→ Instruction: Copy all the material below, exactly as it stands.

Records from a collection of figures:
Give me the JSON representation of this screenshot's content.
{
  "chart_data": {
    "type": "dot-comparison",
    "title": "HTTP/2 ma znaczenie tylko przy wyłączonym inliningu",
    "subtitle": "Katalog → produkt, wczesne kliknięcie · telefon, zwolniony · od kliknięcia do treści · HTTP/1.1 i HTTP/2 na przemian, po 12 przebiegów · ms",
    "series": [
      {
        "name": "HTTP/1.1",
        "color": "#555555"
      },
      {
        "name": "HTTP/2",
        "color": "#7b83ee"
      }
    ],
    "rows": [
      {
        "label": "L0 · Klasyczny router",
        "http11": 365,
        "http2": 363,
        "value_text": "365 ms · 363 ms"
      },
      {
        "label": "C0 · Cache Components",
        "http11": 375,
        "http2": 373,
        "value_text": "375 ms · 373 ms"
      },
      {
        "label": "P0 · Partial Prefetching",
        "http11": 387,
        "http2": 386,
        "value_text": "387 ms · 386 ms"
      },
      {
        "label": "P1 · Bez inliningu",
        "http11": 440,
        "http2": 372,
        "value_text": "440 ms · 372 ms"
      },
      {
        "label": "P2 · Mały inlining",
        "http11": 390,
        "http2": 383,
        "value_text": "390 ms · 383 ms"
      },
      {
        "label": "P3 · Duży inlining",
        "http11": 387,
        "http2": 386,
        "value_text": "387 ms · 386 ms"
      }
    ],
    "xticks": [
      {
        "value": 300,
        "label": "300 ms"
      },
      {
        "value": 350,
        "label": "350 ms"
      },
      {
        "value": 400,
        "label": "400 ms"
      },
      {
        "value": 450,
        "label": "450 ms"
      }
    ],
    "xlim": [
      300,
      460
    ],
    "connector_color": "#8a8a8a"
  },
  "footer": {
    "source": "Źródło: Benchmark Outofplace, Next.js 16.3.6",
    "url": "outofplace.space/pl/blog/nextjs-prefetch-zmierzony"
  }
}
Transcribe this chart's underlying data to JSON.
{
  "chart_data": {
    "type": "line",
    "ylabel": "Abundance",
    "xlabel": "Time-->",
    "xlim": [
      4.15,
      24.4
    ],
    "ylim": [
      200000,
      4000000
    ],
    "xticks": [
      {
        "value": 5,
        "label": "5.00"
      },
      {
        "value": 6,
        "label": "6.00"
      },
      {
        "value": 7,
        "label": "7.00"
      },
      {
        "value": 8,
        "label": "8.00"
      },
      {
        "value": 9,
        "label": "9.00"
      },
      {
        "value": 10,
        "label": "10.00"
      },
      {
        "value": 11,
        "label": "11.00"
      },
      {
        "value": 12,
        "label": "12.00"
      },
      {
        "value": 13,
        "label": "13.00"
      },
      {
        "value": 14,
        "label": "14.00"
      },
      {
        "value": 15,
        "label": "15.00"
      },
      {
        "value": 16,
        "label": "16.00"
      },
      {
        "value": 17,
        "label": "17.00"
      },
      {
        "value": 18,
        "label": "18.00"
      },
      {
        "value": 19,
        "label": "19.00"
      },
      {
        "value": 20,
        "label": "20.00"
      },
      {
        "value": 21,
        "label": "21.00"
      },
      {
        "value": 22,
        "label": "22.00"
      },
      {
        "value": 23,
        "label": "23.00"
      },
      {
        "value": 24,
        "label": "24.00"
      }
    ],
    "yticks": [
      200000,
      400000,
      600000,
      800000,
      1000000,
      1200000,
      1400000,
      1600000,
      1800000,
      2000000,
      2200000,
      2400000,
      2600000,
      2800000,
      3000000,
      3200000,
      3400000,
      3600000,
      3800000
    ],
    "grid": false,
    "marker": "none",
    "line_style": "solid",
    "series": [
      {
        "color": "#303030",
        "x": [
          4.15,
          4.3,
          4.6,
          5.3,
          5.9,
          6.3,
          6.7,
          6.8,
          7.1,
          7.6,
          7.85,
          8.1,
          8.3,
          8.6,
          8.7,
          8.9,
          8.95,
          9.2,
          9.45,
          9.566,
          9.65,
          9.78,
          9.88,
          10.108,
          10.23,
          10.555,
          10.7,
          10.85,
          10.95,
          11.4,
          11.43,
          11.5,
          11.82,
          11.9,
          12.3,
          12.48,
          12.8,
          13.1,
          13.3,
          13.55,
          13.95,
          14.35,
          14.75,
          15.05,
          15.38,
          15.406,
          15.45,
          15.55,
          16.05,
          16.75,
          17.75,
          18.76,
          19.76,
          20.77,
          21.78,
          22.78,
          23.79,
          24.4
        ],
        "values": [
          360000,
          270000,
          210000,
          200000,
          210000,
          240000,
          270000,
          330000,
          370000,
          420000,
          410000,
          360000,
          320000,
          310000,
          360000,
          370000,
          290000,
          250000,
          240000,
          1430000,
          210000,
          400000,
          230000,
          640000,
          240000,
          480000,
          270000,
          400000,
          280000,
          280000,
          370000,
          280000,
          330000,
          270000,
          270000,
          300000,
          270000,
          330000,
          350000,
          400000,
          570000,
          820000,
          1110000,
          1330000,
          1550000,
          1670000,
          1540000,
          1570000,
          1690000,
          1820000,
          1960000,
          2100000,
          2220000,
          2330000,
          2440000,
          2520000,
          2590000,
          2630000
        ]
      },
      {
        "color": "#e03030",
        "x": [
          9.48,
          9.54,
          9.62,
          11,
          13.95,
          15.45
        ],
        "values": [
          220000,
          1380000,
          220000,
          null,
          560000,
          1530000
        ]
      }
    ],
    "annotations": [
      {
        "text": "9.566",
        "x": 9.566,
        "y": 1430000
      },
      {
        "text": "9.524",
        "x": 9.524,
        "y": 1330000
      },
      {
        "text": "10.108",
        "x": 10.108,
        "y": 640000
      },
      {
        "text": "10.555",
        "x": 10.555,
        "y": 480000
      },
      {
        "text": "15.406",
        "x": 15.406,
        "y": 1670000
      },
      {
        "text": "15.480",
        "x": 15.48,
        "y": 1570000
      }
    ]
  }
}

→ Worked solution:
Give me the JSON representation of this screenshot's content.
{
  "chart_data": {
    "type": "dot-comparison",
    "title": "HTTP/2 ma znaczenie tylko przy wyłączonym inliningu",
    "subtitle": "Katalog → produkt, wczesne kliknięcie · telefon, zwolniony · od kliknięcia do treści · HTTP/1.1 i HTTP/2 na przemian, po 12 przebiegów · ms",
    "series": [
      {
        "name": "HTTP/1.1",
        "color": "#555555"
      },
      {
        "name": "HTTP/2",
        "color": "#7b83ee"
      }
    ],
    "rows": [
      {
        "label": "L0 · Klasyczny router",
        "http11": 365,
        "http2": 363,
        "value_text": "365 ms · 363 ms"
      },
      {
        "label": "C0 · Cache Components",
        "http11": 375,
        "http2": 373,
        "value_text": "375 ms · 373 ms"
      },
      {
        "label": "P0 · Partial Prefetching",
        "http11": 387,
        "http2": 386,
        "value_text": "387 ms · 386 ms"
      },
      {
        "label": "P1 · Bez inliningu",
        "http11": 440,
        "http2": 372,
        "value_text": "440 ms · 372 ms"
      },
      {
        "label": "P2 · Mały inlining",
        "http11": 390,
        "http2": 383,
        "value_text": "390 ms · 383 ms"
      },
      {
        "label": "P3 · Duży inlining",
        "http11": 387,
        "http2": 386,
        "value_text": "387 ms · 386 ms"
      }
    ],
    "xticks": [
      {
        "value": 300,
        "label": "300 ms"
      },
      {
        "value": 350,
        "label": "350 ms"
      },
      {
        "value": 400,
        "label": "400 ms"
      },
      {
        "value": 450,
        "label": "450 ms"
      }
    ],
    "xlim": [
      300,
      460
    ],
    "connector_color": "#8a8a8a"
  },
  "footer": {
    "source": "Źródło: Benchmark Outofplace, Next.js 16.3.6",
    "url": "outofplace.space/pl/blog/nextjs-prefetch-zmierzony"
  }
}
Transcribe this chart's underlying data to JSON.
{
  "chart_data": {
    "type": "line",
    "ylabel": "Abundance",
    "xlabel": "Time-->",
    "xlim": [
      4.15,
      24.4
    ],
    "ylim": [
      200000,
      4000000
    ],
    "xticks": [
      {
        "value": 5,
        "label": "5.00"
      },
      {
        "value": 6,
        "label": "6.00"
      },
      {
        "value": 7,
        "label": "7.00"
      },
      {
        "value": 8,
        "label": "8.00"
      },
      {
        "value": 9,
        "label": "9.00"
      },
      {
        "value": 10,
        "label": "10.00"
      },
      {
        "value": 11,
        "label": "11.00"
      },
      {
        "value": 12,
        "label": "12.00"
      },
      {
        "value": 13,
        "label": "13.00"
      },
      {
        "value": 14,
        "label": "14.00"
      },
      {
        "value": 15,
        "label": "15.00"
      },
      {
        "value": 16,
        "label": "16.00"
      },
      {
        "value": 17,
        "label": "17.00"
      },
      {
        "value": 18,
        "label": "18.00"
      },
      {
        "value": 19,
        "label": "19.00"
      },
      {
        "value": 20,
        "label": "20.00"
      },
      {
        "value": 21,
        "label": "21.00"
      },
      {
        "value": 22,
        "label": "22.00"
      },
      {
        "value": 23,
        "label": "23.00"
      },
      {
        "value": 24,
        "label": "24.00"
      }
    ],
    "yticks": [
      200000,
      400000,
      600000,
      800000,
      1000000,
      1200000,
      1400000,
      1600000,
      1800000,
      2000000,
      2200000,
      2400000,
      2600000,
      2800000,
      3000000,
      3200000,
      3400000,
      3600000,
      3800000
    ],
    "grid": false,
    "marker": "none",
    "line_style": "solid",
    "series": [
      {
        "color": "#303030",
        "x": [
          4.15,
          4.3,
          4.6,
          5.3,
          5.9,
          6.3,
          6.7,
          6.8,
          7.1,
          7.6,
          7.85,
          8.1,
          8.3,
          8.6,
          8.7,
          8.9,
          8.95,
          9.2,
          9.45,
          9.566,
          9.65,
          9.78,
          9.88,
          10.108,
          10.23,
          10.555,
          10.7,
          10.85,
          10.95,
          11.4,
          11.43,
          11.5,
          11.82,
          11.9,
          12.3,
          12.48,
          12.8,
          13.1,
          13.3,
          13.55,
          13.95,
          14.35,
          14.75,
          15.05,
          15.38,
          15.406,
          15.45,
          15.55,
          16.05,
          16.75,
          17.75,
          18.76,
          19.76,
          20.77,
          21.78,
          22.78,
          23.79,
          24.4
        ],
        "values": [
          360000,
          270000,
          210000,
          200000,
          210000,
          240000,
          270000,
          330000,
          370000,
          420000,
          410000,
          360000,
          320000,
          310000,
          360000,
          370000,
          290000,
          250000,
          240000,
          1430000,
          210000,
          400000,
          230000,
          640000,
          240000,
          480000,
          270000,
          400000,
          280000,
          280000,
          370000,
          280000,
          330000,
          270000,
          270000,
          300000,
          270000,
          330000,
          350000,
          400000,
          570000,
          820000,
          1110000,
          1330000,
          1550000,
          1670000,
          1540000,
          1570000,
          1690000,
          1820000,
          1960000,
          2100000,
          2220000,
          2330000,
          2440000,
          2520000,
          2590000,
          2630000
        ]
      },
      {
        "color": "#e03030",
        "x": [
          9.48,
          9.54,
          9.62,
          11,
          13.95,
          15.45
        ],
        "values": [
          220000,
          1380000,
          220000,
          null,
          560000,
          1530000
        ]
      }
    ],
    "annotations": [
      {
        "text": "9.566",
        "x": 9.566,
        "y": 1430000
      },
      {
        "text": "9.524",
        "x": 9.524,
        "y": 1330000
      },
      {
        "text": "10.108",
        "x": 10.108,
        "y": 640000
      },
      {
        "text": "10.555",
        "x": 10.555,
        "y": 480000
      },
      {
        "text": "15.406",
        "x": 15.406,
        "y": 1670000
      },
      {
        "text": "15.480",
        "x": 15.48,
        "y": 1570000
      }
    ]
  }
}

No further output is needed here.